Records that describe figures
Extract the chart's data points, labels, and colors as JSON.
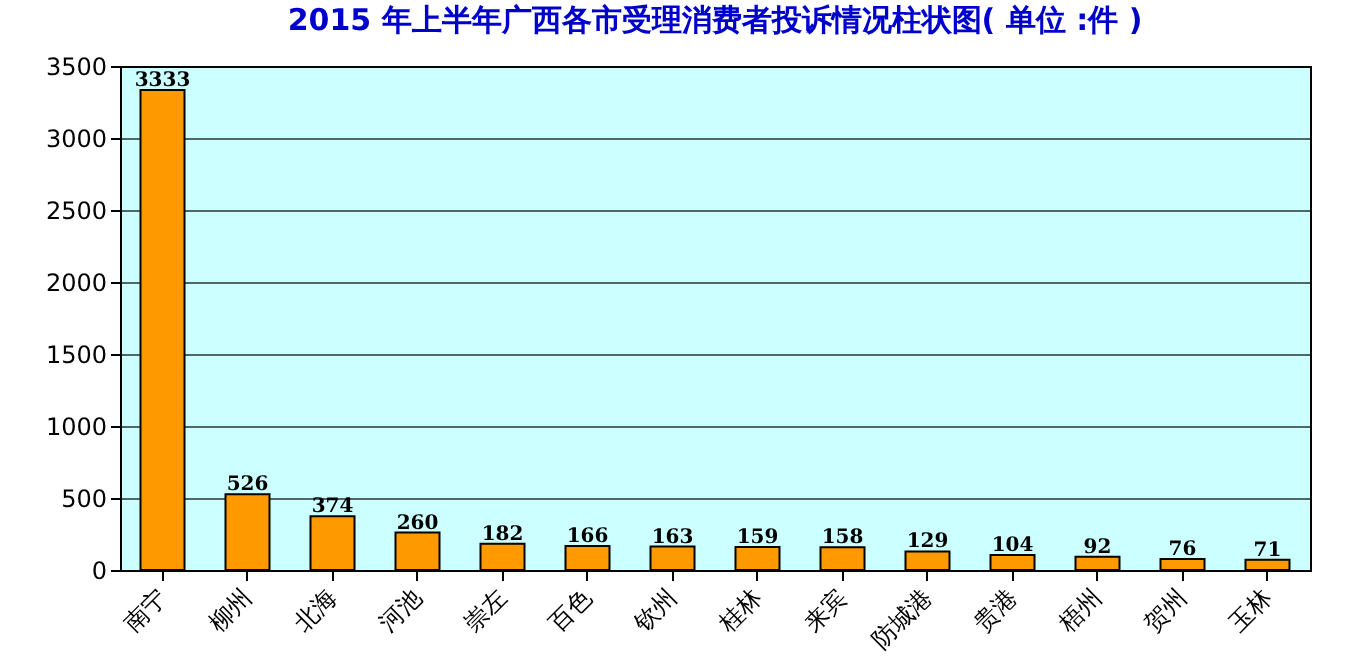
{
  "chart_data": {
    "type": "bar",
    "title": "2015 年上半年广西各市受理消费者投诉情况柱状图( 单位 :件 )",
    "categories": [
      "南宁",
      "柳州",
      "北海",
      "河池",
      "崇左",
      "百色",
      "钦州",
      "桂林",
      "来宾",
      "防城港",
      "贵港",
      "梧州",
      "贺州",
      "玉林"
    ],
    "values": [
      3333,
      526,
      374,
      260,
      182,
      166,
      163,
      159,
      158,
      129,
      104,
      92,
      76,
      71
    ],
    "color": "#ff9900",
    "ylim": [
      0,
      3500
    ],
    "yticks": [
      0,
      500,
      1000,
      1500,
      2000,
      2500,
      3000,
      3500
    ],
    "grid": "y",
    "data_labels": true
  }
}
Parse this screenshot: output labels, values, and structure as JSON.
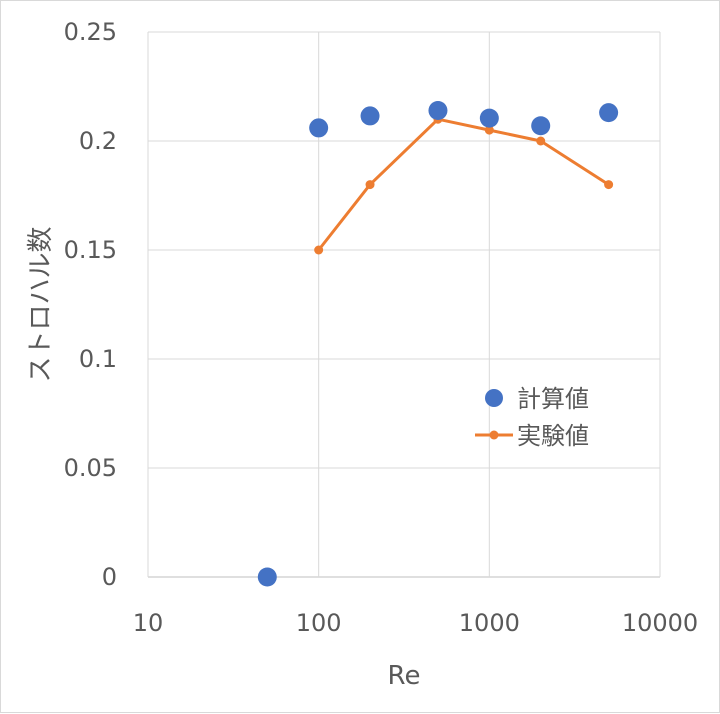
{
  "chart_data": {
    "type": "scatter",
    "title": "",
    "xlabel": "Re",
    "ylabel": "ストロハル数",
    "xscale": "log",
    "xlim": [
      10,
      10000
    ],
    "ylim": [
      0,
      0.25
    ],
    "xticks": [
      10,
      100,
      1000,
      10000
    ],
    "xtick_labels": [
      "10",
      "100",
      "1000",
      "10000"
    ],
    "yticks": [
      0,
      0.05,
      0.1,
      0.15,
      0.2,
      0.25
    ],
    "ytick_labels": [
      "0",
      "0.05",
      "0.1",
      "0.15",
      "0.2",
      "0.25"
    ],
    "grid": true,
    "legend_position": "right-middle",
    "series": [
      {
        "name": "計算値",
        "style": "markers",
        "color": "#4472C4",
        "x": [
          50,
          100,
          200,
          500,
          1000,
          2000,
          5000
        ],
        "y": [
          0,
          0.206,
          0.2115,
          0.214,
          0.2105,
          0.207,
          0.213
        ]
      },
      {
        "name": "実験値",
        "style": "line-markers",
        "color": "#ED7D31",
        "x": [
          100,
          200,
          500,
          1000,
          2000,
          5000
        ],
        "y": [
          0.15,
          0.18,
          0.21,
          0.205,
          0.2,
          0.18
        ]
      }
    ]
  }
}
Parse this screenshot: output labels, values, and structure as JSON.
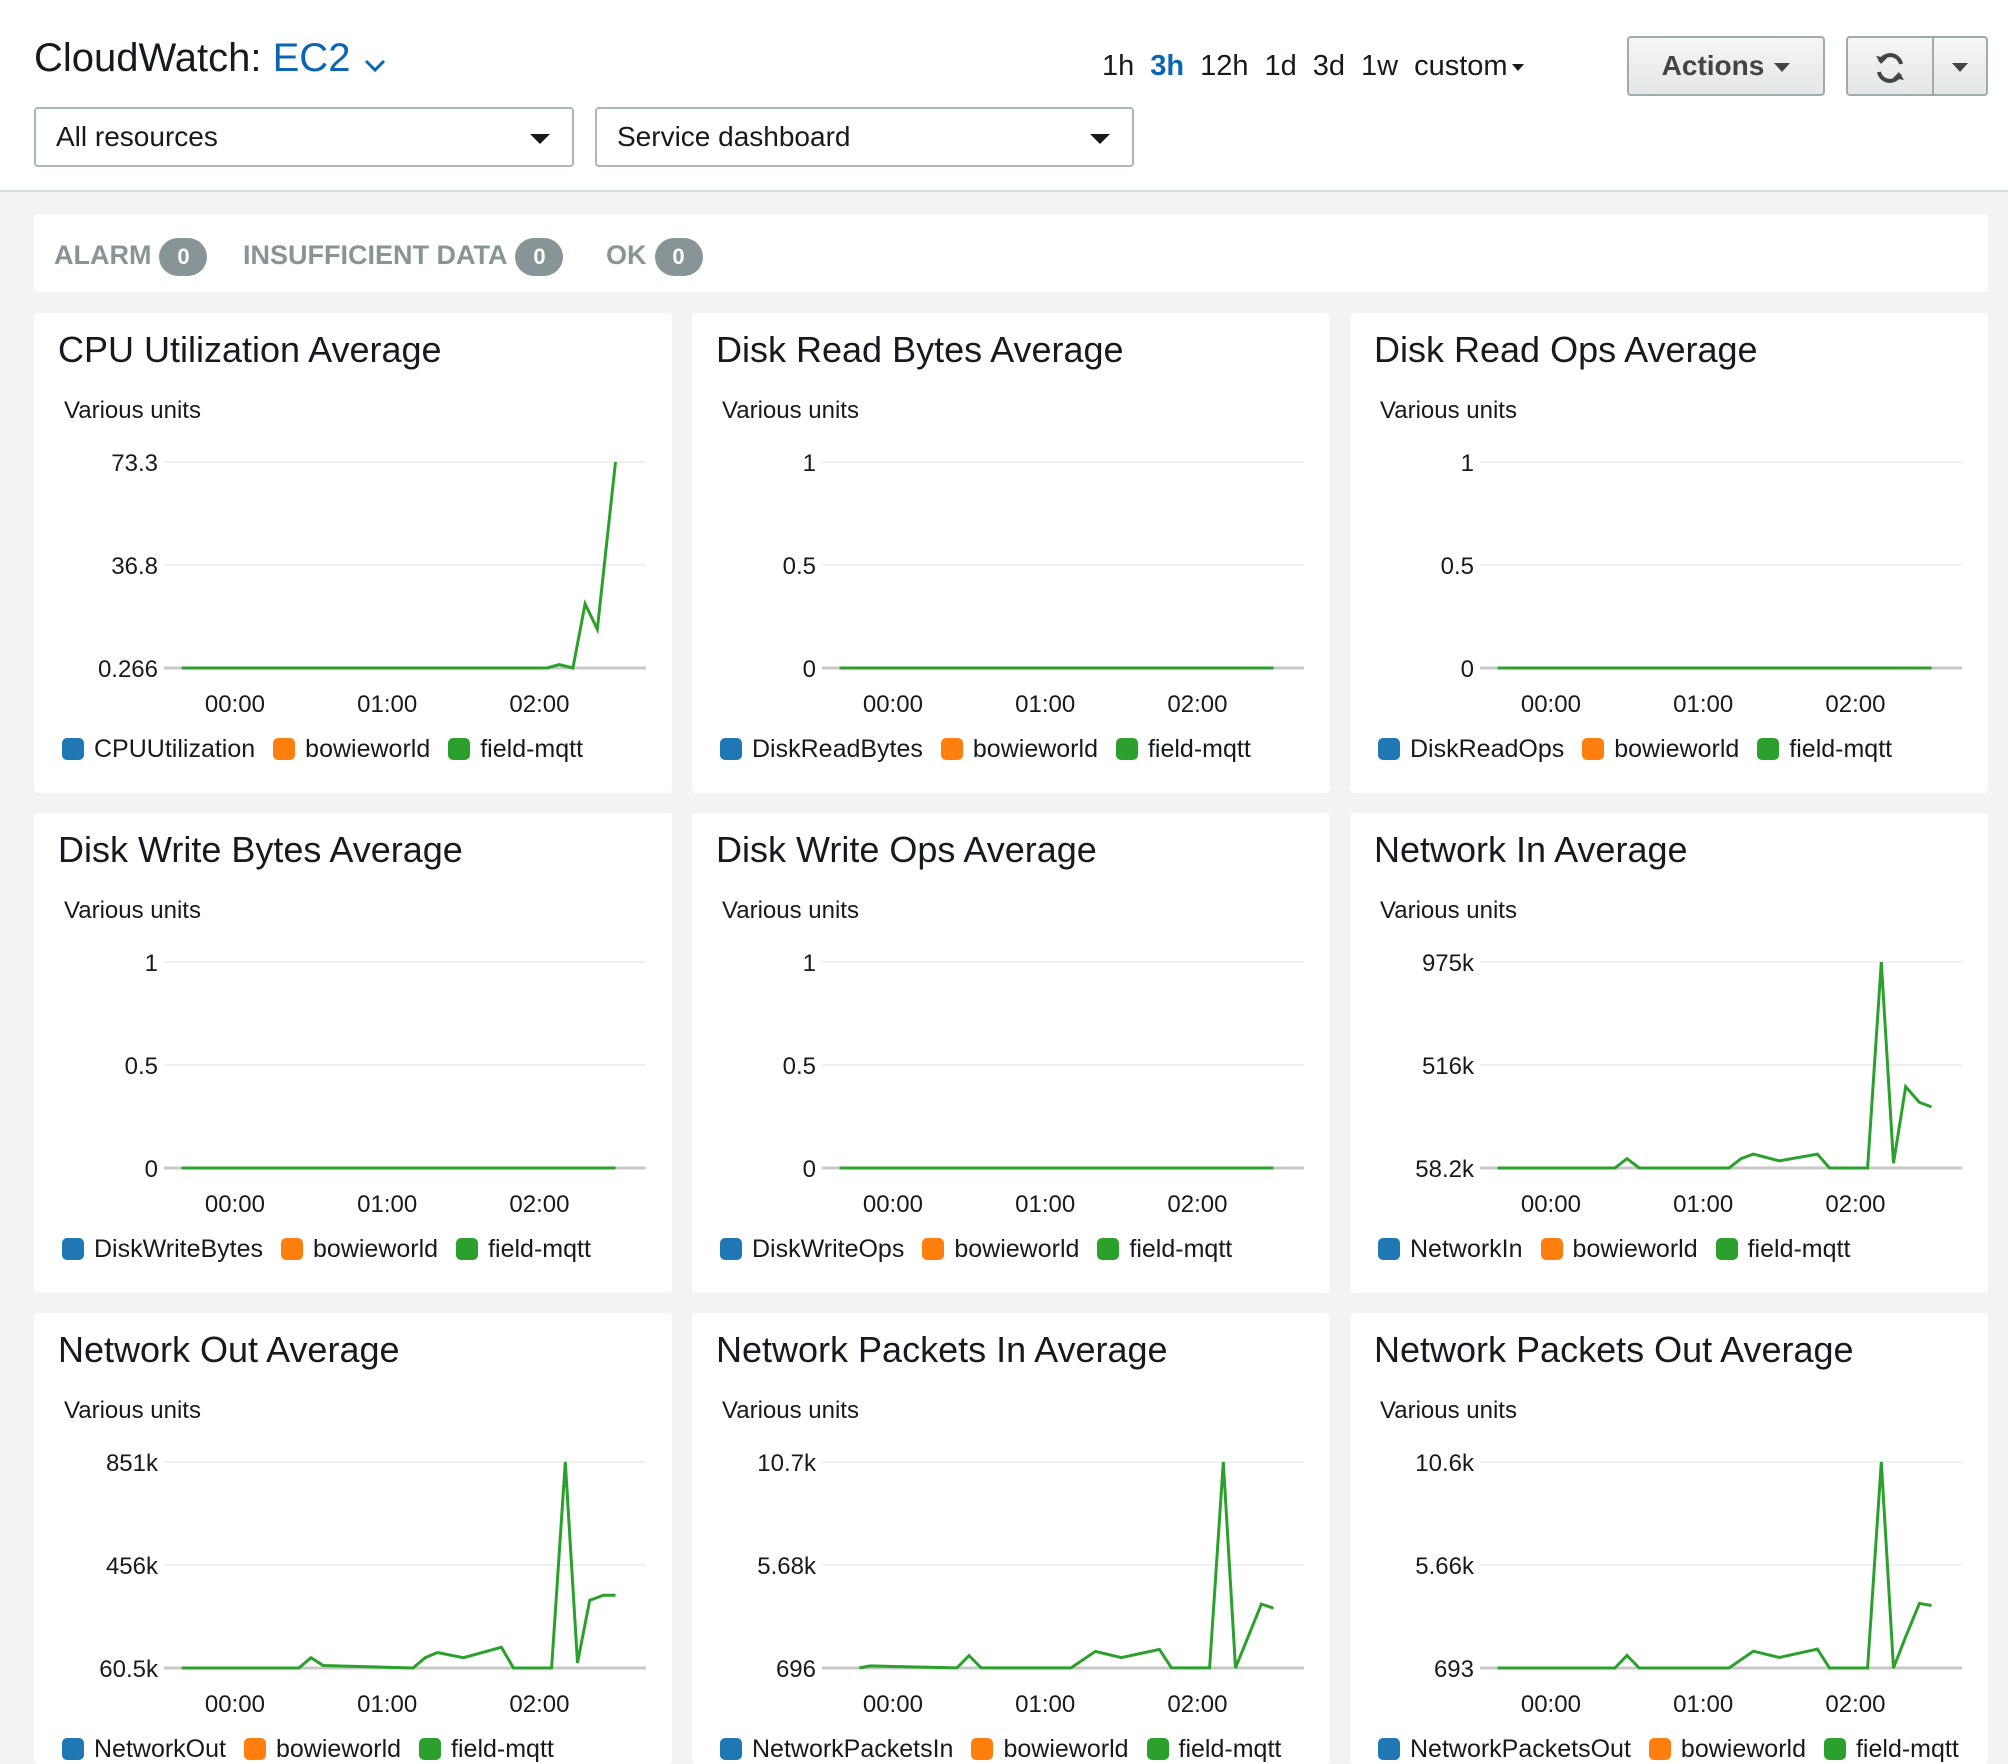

- _PROBLEM TO SOLVE_
Look over the listing. Pull out every line with the string "title" in it.

- _SOLUTION FOR THIS EXERCISE_
    "title": "2015 年上半年广西各市受理消费者投诉情况柱状图( 单位 :件 )",
    "title": "",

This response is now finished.